◆ Excerpt from a dataset

________________

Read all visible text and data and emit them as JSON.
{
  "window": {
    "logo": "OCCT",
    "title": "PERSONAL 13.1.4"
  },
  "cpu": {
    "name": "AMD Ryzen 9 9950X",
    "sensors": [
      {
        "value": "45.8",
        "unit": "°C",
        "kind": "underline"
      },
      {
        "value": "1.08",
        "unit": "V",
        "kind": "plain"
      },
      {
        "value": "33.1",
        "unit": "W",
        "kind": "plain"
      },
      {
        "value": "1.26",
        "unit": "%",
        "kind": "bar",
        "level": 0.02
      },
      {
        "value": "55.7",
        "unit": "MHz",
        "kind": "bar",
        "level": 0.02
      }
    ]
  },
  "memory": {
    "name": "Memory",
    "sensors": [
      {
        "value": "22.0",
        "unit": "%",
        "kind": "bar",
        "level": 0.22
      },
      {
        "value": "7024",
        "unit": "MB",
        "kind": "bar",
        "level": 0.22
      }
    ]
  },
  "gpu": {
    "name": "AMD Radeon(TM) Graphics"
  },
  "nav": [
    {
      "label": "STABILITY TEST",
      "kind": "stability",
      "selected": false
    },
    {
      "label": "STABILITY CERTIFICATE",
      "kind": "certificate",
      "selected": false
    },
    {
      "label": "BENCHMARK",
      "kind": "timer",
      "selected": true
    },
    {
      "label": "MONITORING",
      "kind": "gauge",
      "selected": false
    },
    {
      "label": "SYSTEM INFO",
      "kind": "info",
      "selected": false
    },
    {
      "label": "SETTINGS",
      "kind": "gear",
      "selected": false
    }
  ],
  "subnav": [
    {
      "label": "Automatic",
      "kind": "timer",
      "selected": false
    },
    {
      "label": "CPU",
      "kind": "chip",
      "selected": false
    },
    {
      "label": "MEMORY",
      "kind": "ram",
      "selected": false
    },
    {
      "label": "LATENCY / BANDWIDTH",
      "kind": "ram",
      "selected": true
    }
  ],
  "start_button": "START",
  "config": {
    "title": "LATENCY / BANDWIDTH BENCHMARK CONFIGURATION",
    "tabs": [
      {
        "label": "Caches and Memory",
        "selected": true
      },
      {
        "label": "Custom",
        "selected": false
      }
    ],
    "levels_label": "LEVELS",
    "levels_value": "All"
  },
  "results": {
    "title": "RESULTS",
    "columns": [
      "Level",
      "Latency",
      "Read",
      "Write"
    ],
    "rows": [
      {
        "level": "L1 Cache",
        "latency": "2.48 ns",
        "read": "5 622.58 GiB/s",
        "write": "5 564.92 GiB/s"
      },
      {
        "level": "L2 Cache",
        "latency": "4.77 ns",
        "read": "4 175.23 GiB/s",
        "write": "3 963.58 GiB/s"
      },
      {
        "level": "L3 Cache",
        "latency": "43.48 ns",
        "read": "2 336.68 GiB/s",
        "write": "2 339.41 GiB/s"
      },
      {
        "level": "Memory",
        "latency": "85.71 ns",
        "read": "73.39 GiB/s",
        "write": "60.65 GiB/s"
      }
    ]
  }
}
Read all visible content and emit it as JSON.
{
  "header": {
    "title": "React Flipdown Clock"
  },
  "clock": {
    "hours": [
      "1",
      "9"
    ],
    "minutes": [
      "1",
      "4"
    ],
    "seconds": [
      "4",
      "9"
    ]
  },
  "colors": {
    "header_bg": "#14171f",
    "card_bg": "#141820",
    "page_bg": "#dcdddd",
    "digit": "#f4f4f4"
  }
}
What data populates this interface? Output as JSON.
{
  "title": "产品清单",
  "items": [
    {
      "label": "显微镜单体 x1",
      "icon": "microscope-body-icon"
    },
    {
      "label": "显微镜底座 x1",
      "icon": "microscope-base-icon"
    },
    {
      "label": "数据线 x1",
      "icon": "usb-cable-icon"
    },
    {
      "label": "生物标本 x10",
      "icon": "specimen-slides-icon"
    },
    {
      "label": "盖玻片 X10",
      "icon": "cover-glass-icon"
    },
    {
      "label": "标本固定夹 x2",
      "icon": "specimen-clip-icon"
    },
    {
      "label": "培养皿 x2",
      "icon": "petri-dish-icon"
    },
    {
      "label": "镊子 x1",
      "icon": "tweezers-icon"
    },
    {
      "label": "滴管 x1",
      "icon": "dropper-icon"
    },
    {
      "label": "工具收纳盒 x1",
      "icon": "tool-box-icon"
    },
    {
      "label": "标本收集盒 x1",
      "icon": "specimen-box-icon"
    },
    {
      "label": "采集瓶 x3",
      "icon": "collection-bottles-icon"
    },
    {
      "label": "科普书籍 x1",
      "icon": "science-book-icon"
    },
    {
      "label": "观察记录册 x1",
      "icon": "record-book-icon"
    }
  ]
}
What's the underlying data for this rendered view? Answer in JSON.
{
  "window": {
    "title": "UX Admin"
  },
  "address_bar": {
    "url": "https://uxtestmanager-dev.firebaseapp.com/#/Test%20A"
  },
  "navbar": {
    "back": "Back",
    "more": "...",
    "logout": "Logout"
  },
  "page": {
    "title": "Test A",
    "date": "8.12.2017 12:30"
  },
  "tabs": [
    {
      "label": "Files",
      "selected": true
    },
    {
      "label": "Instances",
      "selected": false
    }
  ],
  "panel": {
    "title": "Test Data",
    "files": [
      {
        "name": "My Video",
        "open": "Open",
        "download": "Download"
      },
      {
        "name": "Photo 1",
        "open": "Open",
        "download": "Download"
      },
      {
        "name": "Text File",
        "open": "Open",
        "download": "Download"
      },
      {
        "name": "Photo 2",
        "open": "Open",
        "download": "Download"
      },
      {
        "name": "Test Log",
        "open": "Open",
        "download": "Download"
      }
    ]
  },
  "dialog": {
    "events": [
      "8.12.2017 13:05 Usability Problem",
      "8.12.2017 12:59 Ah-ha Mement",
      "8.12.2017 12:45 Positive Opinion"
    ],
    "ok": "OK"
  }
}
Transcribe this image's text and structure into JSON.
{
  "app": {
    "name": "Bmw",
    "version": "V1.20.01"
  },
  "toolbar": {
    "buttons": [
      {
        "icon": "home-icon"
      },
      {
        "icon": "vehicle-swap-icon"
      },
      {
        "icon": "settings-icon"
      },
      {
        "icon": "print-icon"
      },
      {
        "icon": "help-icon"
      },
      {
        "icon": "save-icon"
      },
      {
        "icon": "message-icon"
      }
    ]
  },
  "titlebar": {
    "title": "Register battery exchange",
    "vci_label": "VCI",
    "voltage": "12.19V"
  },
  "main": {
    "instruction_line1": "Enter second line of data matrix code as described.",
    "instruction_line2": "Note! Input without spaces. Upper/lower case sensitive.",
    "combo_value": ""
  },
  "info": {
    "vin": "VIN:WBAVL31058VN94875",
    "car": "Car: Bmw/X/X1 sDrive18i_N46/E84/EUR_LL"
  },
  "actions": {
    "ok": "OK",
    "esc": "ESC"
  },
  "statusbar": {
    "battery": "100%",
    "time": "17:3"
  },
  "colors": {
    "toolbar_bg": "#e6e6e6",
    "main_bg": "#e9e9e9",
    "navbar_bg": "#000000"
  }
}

________________

◆ Your goal
Send back each record exactly as it stands.

◆ Correct answer
Read all visible text and data and emit them as JSON.
{
  "window": {
    "logo": "OCCT",
    "title": "PERSONAL 13.1.4"
  },
  "cpu": {
    "name": "AMD Ryzen 9 9950X",
    "sensors": [
      {
        "value": "45.8",
        "unit": "°C",
        "kind": "underline"
      },
      {
        "value": "1.08",
        "unit": "V",
        "kind": "plain"
      },
      {
        "value": "33.1",
        "unit": "W",
        "kind": "plain"
      },
      {
        "value": "1.26",
        "unit": "%",
        "kind": "bar",
        "level": 0.02
      },
      {
        "value": "55.7",
        "unit": "MHz",
        "kind": "bar",
        "level": 0.02
      }
    ]
  },
  "memory": {
    "name": "Memory",
    "sensors": [
      {
        "value": "22.0",
        "unit": "%",
        "kind": "bar",
        "level": 0.22
      },
      {
        "value": "7024",
        "unit": "MB",
        "kind": "bar",
        "level": 0.22
      }
    ]
  },
  "gpu": {
    "name": "AMD Radeon(TM) Graphics"
  },
  "nav": [
    {
      "label": "STABILITY TEST",
      "kind": "stability",
      "selected": false
    },
    {
      "label": "STABILITY CERTIFICATE",
      "kind": "certificate",
      "selected": false
    },
    {
      "label": "BENCHMARK",
      "kind": "timer",
      "selected": true
    },
    {
      "label": "MONITORING",
      "kind": "gauge",
      "selected": false
    },
    {
      "label": "SYSTEM INFO",
      "kind": "info",
      "selected": false
    },
    {
      "label": "SETTINGS",
      "kind": "gear",
      "selected": false
    }
  ],
  "subnav": [
    {
      "label": "Automatic",
      "kind": "timer",
      "selected": false
    },
    {
      "label": "CPU",
      "kind": "chip",
      "selected": false
    },
    {
      "label": "MEMORY",
      "kind": "ram",
      "selected": false
    },
    {
      "label": "LATENCY / BANDWIDTH",
      "kind": "ram",
      "selected": true
    }
  ],
  "start_button": "START",
  "config": {
    "title": "LATENCY / BANDWIDTH BENCHMARK CONFIGURATION",
    "tabs": [
      {
        "label": "Caches and Memory",
        "selected": true
      },
      {
        "label": "Custom",
        "selected": false
      }
    ],
    "levels_label": "LEVELS",
    "levels_value": "All"
  },
  "results": {
    "title": "RESULTS",
    "columns": [
      "Level",
      "Latency",
      "Read",
      "Write"
    ],
    "rows": [
      {
        "level": "L1 Cache",
        "latency": "2.48 ns",
        "read": "5 622.58 GiB/s",
        "write": "5 564.92 GiB/s"
      },
      {
        "level": "L2 Cache",
        "latency": "4.77 ns",
        "read": "4 175.23 GiB/s",
        "write": "3 963.58 GiB/s"
      },
      {
        "level": "L3 Cache",
        "latency": "43.48 ns",
        "read": "2 336.68 GiB/s",
        "write": "2 339.41 GiB/s"
      },
      {
        "level": "Memory",
        "latency": "85.71 ns",
        "read": "73.39 GiB/s",
        "write": "60.65 GiB/s"
      }
    ]
  }
}
Read all visible content and emit it as JSON.
{
  "header": {
    "title": "React Flipdown Clock"
  },
  "clock": {
    "hours": [
      "1",
      "9"
    ],
    "minutes": [
      "1",
      "4"
    ],
    "seconds": [
      "4",
      "9"
    ]
  },
  "colors": {
    "header_bg": "#14171f",
    "card_bg": "#141820",
    "page_bg": "#dcdddd",
    "digit": "#f4f4f4"
  }
}
What data populates this interface? Output as JSON.
{
  "title": "产品清单",
  "items": [
    {
      "label": "显微镜单体 x1",
      "icon": "microscope-body-icon"
    },
    {
      "label": "显微镜底座 x1",
      "icon": "microscope-base-icon"
    },
    {
      "label": "数据线 x1",
      "icon": "usb-cable-icon"
    },
    {
      "label": "生物标本 x10",
      "icon": "specimen-slides-icon"
    },
    {
      "label": "盖玻片 X10",
      "icon": "cover-glass-icon"
    },
    {
      "label": "标本固定夹 x2",
      "icon": "specimen-clip-icon"
    },
    {
      "label": "培养皿 x2",
      "icon": "petri-dish-icon"
    },
    {
      "label": "镊子 x1",
      "icon": "tweezers-icon"
    },
    {
      "label": "滴管 x1",
      "icon": "dropper-icon"
    },
    {
      "label": "工具收纳盒 x1",
      "icon": "tool-box-icon"
    },
    {
      "label": "标本收集盒 x1",
      "icon": "specimen-box-icon"
    },
    {
      "label": "采集瓶 x3",
      "icon": "collection-bottles-icon"
    },
    {
      "label": "科普书籍 x1",
      "icon": "science-book-icon"
    },
    {
      "label": "观察记录册 x1",
      "icon": "record-book-icon"
    }
  ]
}
What's the underlying data for this rendered view? Answer in JSON.
{
  "window": {
    "title": "UX Admin"
  },
  "address_bar": {
    "url": "https://uxtestmanager-dev.firebaseapp.com/#/Test%20A"
  },
  "navbar": {
    "back": "Back",
    "more": "...",
    "logout": "Logout"
  },
  "page": {
    "title": "Test A",
    "date": "8.12.2017 12:30"
  },
  "tabs": [
    {
      "label": "Files",
      "selected": true
    },
    {
      "label": "Instances",
      "selected": false
    }
  ],
  "panel": {
    "title": "Test Data",
    "files": [
      {
        "name": "My Video",
        "open": "Open",
        "download": "Download"
      },
      {
        "name": "Photo 1",
        "open": "Open",
        "download": "Download"
      },
      {
        "name": "Text File",
        "open": "Open",
        "download": "Download"
      },
      {
        "name": "Photo 2",
        "open": "Open",
        "download": "Download"
      },
      {
        "name": "Test Log",
        "open": "Open",
        "download": "Download"
      }
    ]
  },
  "dialog": {
    "events": [
      "8.12.2017 13:05 Usability Problem",
      "8.12.2017 12:59 Ah-ha Mement",
      "8.12.2017 12:45 Positive Opinion"
    ],
    "ok": "OK"
  }
}
Transcribe this image's text and structure into JSON.
{
  "app": {
    "name": "Bmw",
    "version": "V1.20.01"
  },
  "toolbar": {
    "buttons": [
      {
        "icon": "home-icon"
      },
      {
        "icon": "vehicle-swap-icon"
      },
      {
        "icon": "settings-icon"
      },
      {
        "icon": "print-icon"
      },
      {
        "icon": "help-icon"
      },
      {
        "icon": "save-icon"
      },
      {
        "icon": "message-icon"
      }
    ]
  },
  "titlebar": {
    "title": "Register battery exchange",
    "vci_label": "VCI",
    "voltage": "12.19V"
  },
  "main": {
    "instruction_line1": "Enter second line of data matrix code as described.",
    "instruction_line2": "Note! Input without spaces. Upper/lower case sensitive.",
    "combo_value": ""
  },
  "info": {
    "vin": "VIN:WBAVL31058VN94875",
    "car": "Car: Bmw/X/X1 sDrive18i_N46/E84/EUR_LL"
  },
  "actions": {
    "ok": "OK",
    "esc": "ESC"
  },
  "statusbar": {
    "battery": "100%",
    "time": "17:3"
  },
  "colors": {
    "toolbar_bg": "#e6e6e6",
    "main_bg": "#e9e9e9",
    "navbar_bg": "#000000"
  }
}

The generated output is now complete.